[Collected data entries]
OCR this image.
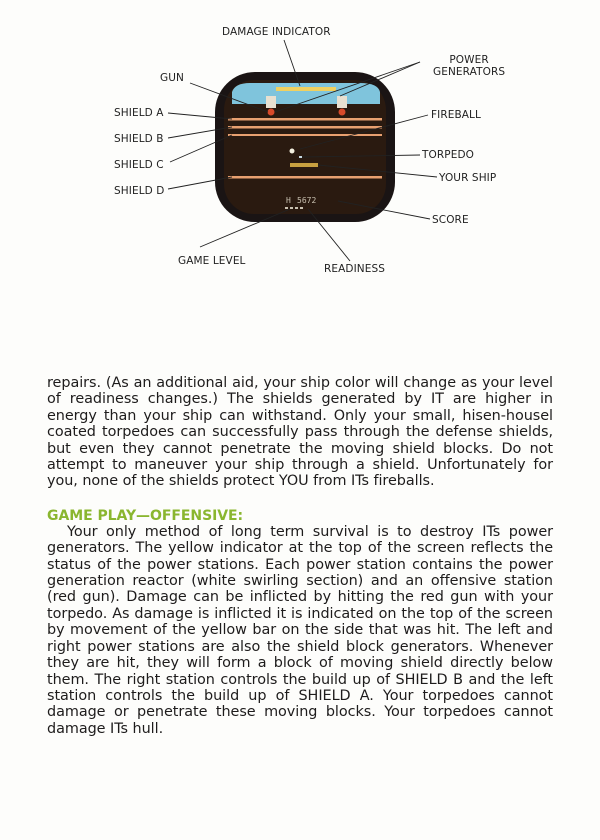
H 5672
DAMAGE INDICATOR
POWER
GENERATORS
GUN
FIREBALL
SHIELD A
SHIELD B
SHIELD C
SHIELD D
TORPEDO
YOUR SHIP
SCORE
GAME LEVEL
READINESS

repairs. (As an additional aid, your ship color will change as your level of readiness changes.) The shields generated by IT are higher in energy than your ship can withstand. Only your small, hisen-housel coated torpedoes can successfully pass through the defense shields, but even they cannot penetrate the moving shield blocks. Do not attempt to maneuver your ship through a shield. Unfortunately for you, none of the shields protect YOU from ITs fireballs.

GAME PLAY—OFFENSIVE:

Your only method of long term survival is to destroy ITs power generators. The yellow indicator at the top of the screen reflects the status of the power stations. Each power station contains the power generation reactor (white swirling section) and an offensive station (red gun). Damage can be inflicted by hitting the red gun with your torpedo. As damage is inflicted it is indicated on the top of the screen by movement of the yellow bar on the side that was hit. The left and right power stations are also the shield block generators. Whenever they are hit, they will form a block of moving shield directly below them. The right station controls the build up of SHIELD B and the left station controls the build up of SHIELD A. Your torpedoes cannot damage or penetrate these moving blocks. Your torpedoes cannot damage ITs hull.
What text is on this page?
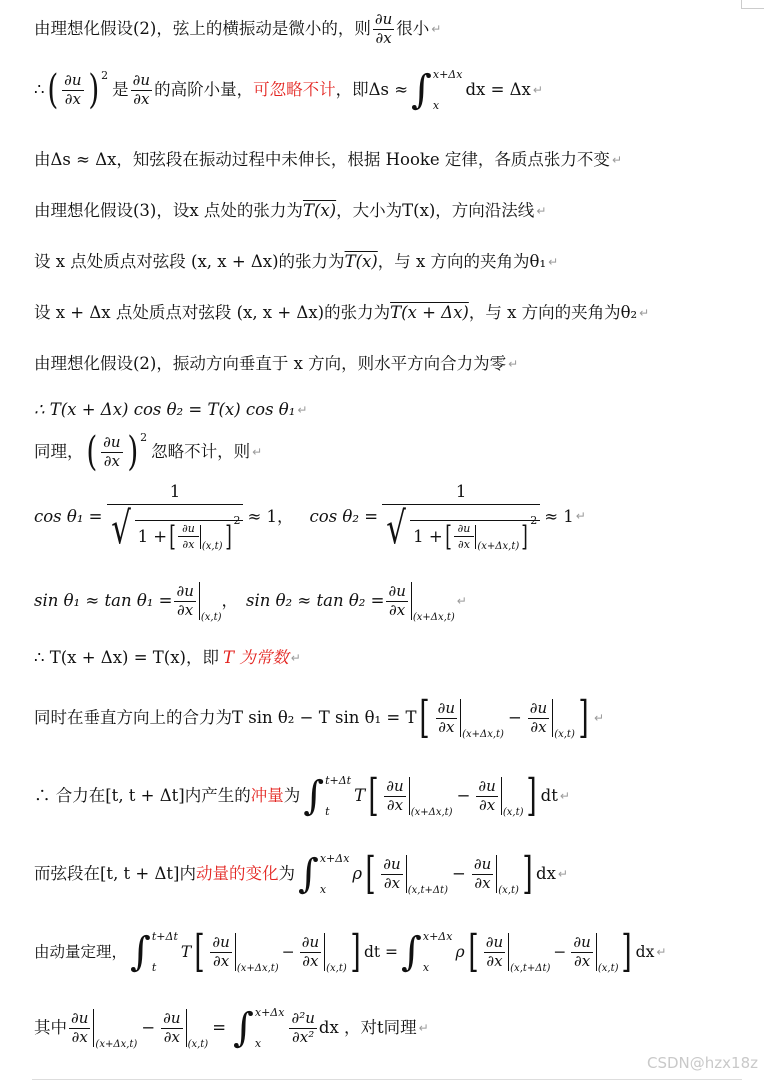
由理想化假设(2)，弦上的横振动是微小的，则 $\frac{\partial u}{\partial x}$ 很小 ↵
∴ ( $\frac{\partial u}{\partial x}$ ) 2
是 $\frac{\partial u}{\partial x}$ 的高阶小量， 可忽略不计 ，即Δs ≈ ∫ x+Δx
x
dx = Δx ↵
由Δs ≈ Δx，知弦段在振动过程中未伸长，根据 Hooke 定律，各质点张力不变 ↵
由理想化假设(3)，设x 点处的张力为 T(x) ，大小为T(x)，方向沿法线 ↵
设 x 点处质点对弦段 (x, x + Δx)的张力为 T(x) ，与 x 方向的夹角为θ₁ ↵
设 x + Δx 点处质点对弦段 (x, x + Δx)的张力为 T(x + Δx) ，与 x 方向的夹角为θ₂ ↵
由理想化假设(2)，振动方向垂直于 x 方向，则水平方向合力为零 ↵
∴ T(x + Δx) cos θ₂ = T(x) cos θ₁ ↵
同理， ( $\frac{\partial u}{\partial x}$ ) 2
忽略不计，则 ↵
$\cos \theta_1 = \frac{1}{√ 1 + [ \frac{\partial u}{\partial x} (x,t) ] 2} \approx 1$， $\cos \theta_2 = \frac{1}{√ 1 + [ \frac{\partial u}{\partial x} (x+\Delta x,t) ] 2} \approx 1$ ↵
$\sin \theta_1 \approx \tan \theta_1 = \frac{\partial u}{\partial x} (x,t)$
， $\sin \theta_2 \approx \tan \theta_2 = \frac{\partial u}{\partial x} (x+\Delta x,t)$
↵
∴ T(x + Δx) = T(x)，即 T 为常数 ↵
同时在垂直方向上的合力为T sin θ₂ − T sin θ₁ = T [ $\frac{\partial u}{\partial x} (x+\Delta x,t)$
− $\frac{\partial u}{\partial x} (x,t)$ ] ↵
∴ 合力在[t, t + Δt]内产生的 冲量 为 ∫ t+Δt
t
T [ $\frac{\partial u}{\partial x} (x+\Delta x,t)$
− $\frac{\partial u}{\partial x} (x,t)$ ] dt ↵
而弦段在[t, t + Δt]内 动量的变化 为 ∫ x+Δx
x
ρ [ $\frac{\partial u}{\partial x} (x,t+\Delta t)$
− $\frac{\partial u}{\partial x} (x,t)$ ] dx ↵
由动量定理， ∫ t+Δt
t
T [ $\frac{\partial u}{\partial x} (x+\Delta x,t)$
− $\frac{\partial u}{\partial x} (x,t)$ ] dt = ∫ x+Δx
x
ρ [ $\frac{\partial u}{\partial x} (x,t+\Delta t)$
− $\frac{\partial u}{\partial x} (x,t)$ ] dx ↵
其中 $\frac{\partial u}{\partial x} (x+\Delta x,t)$
− $\frac{\partial u}{\partial x} (x,t)$
= ∫ x+Δx
x	$\frac{\text{∂²u}}{\text{∂x²}}$ dx ，对t同理 ↵
CSDN@hzx18z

Instructions for the task ::
Identify all lines in the records above with the word "penetrate".

The reply ::
repairs. (As an additional aid, your ship color will change as your level of readiness changes.) The shields generated by IT are higher in energy than your ship can withstand. Only your small, hisen-housel coated torpedoes can successfully pass through the defense shields, but even they cannot penetrate the moving shield blocks. Do not attempt to maneuver your ship through a shield. Unfortunately for you, none of the shields protect YOU from ITs fireballs.
Your only method of long term survival is to destroy ITs power generators. The yellow indicator at the top of the screen reflects the status of the power stations. Each power station contains the power generation reactor (white swirling section) and an offensive station (red gun). Damage can be inflicted by hitting the red gun with your torpedo. As damage is inflicted it is indicated on the top of the screen by movement of the yellow bar on the side that was hit. The left and right power stations are also the shield block generators. Whenever they are hit, they will form a block of moving shield directly below them. The right station controls the build up of SHIELD B and the left station controls the build up of SHIELD A. Your torpedoes cannot damage or penetrate these moving blocks. Your torpedoes cannot damage ITs hull.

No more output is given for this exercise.